▶ **Data entries**
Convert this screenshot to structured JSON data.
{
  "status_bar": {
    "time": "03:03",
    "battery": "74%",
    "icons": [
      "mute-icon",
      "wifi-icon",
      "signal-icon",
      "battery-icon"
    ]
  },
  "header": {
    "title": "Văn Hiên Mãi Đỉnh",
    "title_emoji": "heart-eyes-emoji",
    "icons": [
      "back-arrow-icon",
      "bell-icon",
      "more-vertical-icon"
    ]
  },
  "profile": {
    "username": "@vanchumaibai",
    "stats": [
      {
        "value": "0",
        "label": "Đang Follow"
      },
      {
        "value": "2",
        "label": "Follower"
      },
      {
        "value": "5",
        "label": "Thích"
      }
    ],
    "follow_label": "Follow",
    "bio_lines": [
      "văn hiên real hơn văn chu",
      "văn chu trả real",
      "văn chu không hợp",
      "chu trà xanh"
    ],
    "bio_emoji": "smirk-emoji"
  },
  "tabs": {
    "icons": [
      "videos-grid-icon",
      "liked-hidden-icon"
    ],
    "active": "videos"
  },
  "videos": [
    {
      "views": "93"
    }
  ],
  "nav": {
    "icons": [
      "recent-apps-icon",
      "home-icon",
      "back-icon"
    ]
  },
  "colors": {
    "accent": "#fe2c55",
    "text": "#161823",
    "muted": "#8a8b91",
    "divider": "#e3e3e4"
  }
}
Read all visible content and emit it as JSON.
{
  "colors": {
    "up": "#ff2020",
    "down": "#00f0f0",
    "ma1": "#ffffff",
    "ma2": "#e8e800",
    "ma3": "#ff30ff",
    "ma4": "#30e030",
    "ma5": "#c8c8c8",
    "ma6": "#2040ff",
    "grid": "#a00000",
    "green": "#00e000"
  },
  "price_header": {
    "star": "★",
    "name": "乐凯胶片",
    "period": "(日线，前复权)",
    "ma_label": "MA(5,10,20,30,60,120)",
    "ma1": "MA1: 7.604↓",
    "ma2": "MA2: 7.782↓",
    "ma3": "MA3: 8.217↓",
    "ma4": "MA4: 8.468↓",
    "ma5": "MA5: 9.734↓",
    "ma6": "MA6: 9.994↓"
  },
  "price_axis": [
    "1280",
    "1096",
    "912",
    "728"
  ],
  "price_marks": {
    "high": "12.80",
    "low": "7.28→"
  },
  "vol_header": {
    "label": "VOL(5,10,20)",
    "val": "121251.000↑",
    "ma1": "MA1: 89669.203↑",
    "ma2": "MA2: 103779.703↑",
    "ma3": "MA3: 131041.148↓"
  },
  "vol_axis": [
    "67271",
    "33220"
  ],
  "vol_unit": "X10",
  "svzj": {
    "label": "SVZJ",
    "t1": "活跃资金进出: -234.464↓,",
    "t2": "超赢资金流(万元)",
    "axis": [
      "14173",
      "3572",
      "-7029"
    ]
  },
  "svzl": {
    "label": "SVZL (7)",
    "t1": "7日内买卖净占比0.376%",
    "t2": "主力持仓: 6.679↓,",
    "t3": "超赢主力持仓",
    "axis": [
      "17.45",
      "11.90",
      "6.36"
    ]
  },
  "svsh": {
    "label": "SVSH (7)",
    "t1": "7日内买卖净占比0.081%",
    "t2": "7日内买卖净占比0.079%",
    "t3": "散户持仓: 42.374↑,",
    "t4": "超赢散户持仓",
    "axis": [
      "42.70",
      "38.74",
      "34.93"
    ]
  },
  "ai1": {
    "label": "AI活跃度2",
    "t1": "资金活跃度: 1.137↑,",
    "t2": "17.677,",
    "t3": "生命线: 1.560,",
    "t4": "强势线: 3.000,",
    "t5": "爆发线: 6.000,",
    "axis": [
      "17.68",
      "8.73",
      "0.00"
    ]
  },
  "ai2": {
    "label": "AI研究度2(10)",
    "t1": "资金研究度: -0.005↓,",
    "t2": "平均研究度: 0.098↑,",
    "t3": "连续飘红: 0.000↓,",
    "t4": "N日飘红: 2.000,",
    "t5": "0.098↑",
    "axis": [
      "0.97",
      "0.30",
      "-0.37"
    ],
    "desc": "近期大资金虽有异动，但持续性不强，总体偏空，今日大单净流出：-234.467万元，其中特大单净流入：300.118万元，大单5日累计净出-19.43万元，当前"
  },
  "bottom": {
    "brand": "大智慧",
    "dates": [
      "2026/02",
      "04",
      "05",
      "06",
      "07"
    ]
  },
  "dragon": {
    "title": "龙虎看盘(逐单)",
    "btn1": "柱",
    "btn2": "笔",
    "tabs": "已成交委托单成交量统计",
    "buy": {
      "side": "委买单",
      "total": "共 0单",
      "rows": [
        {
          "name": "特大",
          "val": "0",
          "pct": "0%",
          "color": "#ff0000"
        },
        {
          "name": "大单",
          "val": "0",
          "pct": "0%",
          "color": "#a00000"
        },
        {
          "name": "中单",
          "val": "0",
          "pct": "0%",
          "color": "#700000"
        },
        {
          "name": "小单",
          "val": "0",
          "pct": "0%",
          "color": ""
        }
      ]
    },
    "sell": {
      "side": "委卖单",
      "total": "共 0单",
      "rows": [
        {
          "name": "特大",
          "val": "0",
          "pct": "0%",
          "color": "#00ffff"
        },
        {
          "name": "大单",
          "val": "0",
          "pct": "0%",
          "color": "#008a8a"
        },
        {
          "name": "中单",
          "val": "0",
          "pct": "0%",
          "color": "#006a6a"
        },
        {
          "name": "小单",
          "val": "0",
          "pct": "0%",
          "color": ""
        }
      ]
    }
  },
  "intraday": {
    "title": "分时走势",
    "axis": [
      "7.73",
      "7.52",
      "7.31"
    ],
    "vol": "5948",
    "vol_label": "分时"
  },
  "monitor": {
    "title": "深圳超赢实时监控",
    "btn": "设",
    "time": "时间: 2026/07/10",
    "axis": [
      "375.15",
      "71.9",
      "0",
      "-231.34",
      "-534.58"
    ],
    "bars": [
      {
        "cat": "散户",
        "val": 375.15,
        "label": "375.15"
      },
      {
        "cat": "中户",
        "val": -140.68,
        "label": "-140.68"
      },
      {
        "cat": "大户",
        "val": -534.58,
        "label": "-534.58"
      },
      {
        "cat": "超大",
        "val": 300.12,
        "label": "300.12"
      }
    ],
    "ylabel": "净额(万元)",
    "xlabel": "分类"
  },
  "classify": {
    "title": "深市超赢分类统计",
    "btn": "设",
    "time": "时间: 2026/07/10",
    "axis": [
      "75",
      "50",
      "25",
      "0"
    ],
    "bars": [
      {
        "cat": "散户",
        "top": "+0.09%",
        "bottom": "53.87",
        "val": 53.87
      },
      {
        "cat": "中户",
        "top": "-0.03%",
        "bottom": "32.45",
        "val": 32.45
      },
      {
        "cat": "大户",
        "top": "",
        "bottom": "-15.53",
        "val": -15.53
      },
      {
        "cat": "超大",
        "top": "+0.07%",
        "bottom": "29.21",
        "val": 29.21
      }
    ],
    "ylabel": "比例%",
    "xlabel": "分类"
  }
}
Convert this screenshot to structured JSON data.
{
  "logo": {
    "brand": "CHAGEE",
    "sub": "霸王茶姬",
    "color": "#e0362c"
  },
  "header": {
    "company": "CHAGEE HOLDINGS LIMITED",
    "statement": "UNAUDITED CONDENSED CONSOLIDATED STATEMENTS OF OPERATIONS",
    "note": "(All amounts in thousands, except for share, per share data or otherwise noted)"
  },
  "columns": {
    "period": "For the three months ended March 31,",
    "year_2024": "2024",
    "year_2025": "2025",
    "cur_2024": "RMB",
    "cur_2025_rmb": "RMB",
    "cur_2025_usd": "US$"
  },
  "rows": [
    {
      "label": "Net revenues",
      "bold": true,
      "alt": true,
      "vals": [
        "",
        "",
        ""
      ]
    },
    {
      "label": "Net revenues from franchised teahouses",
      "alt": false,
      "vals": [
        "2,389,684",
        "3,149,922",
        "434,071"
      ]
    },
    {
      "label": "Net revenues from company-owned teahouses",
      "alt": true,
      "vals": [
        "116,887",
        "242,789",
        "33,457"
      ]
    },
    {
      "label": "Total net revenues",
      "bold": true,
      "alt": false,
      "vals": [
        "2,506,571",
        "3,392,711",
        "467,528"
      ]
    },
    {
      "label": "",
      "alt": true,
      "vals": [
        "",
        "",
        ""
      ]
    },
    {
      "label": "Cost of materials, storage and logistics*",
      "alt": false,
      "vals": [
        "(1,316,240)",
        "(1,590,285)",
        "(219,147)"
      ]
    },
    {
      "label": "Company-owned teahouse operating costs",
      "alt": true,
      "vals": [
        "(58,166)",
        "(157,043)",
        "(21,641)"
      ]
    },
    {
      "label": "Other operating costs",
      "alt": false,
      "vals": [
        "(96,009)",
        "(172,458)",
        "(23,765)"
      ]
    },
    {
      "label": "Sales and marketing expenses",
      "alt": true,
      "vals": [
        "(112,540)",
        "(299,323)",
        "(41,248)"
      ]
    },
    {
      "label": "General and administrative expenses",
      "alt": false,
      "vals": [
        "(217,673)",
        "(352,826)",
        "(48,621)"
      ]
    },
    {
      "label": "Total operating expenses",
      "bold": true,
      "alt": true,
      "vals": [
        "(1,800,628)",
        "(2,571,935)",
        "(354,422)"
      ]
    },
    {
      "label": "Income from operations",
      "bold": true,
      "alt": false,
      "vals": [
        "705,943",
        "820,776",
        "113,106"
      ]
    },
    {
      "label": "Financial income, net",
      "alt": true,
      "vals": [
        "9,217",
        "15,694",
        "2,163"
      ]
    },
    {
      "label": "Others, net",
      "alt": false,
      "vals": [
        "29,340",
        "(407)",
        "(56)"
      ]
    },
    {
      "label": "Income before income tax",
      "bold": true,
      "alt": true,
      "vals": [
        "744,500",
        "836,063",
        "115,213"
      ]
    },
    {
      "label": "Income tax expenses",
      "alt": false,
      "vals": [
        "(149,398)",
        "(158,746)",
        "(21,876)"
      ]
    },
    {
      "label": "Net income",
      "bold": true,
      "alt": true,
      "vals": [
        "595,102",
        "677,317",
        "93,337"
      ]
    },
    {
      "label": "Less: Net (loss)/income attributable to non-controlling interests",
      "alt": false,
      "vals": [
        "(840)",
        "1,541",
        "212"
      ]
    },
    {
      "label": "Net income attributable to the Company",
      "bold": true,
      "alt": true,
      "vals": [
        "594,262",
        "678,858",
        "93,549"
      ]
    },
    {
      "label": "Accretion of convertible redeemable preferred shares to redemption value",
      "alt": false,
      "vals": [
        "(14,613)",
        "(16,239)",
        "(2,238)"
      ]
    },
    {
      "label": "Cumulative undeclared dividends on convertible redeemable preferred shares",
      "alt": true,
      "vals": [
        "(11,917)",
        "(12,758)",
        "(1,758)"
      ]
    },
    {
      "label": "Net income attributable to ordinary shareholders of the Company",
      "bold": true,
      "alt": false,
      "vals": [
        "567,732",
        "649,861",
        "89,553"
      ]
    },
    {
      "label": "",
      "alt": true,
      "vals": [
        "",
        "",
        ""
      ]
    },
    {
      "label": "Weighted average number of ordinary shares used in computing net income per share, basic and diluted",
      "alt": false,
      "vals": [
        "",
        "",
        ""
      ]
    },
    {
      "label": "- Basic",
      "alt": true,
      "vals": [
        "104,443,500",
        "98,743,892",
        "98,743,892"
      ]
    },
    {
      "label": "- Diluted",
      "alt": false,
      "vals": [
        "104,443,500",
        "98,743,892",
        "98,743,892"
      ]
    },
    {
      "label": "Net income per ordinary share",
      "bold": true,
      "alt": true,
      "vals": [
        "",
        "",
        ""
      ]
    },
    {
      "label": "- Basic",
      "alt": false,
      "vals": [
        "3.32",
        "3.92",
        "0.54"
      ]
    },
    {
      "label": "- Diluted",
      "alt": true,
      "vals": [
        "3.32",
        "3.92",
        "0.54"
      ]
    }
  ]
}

▶ **What you will do**
Extract every line containing the string "value" from the data above.

▶ **In response**
        "value": "0",
        "value": "2",
        "value": "5",
      "label": "Accretion of convertible redeemable preferred shares to redemption value",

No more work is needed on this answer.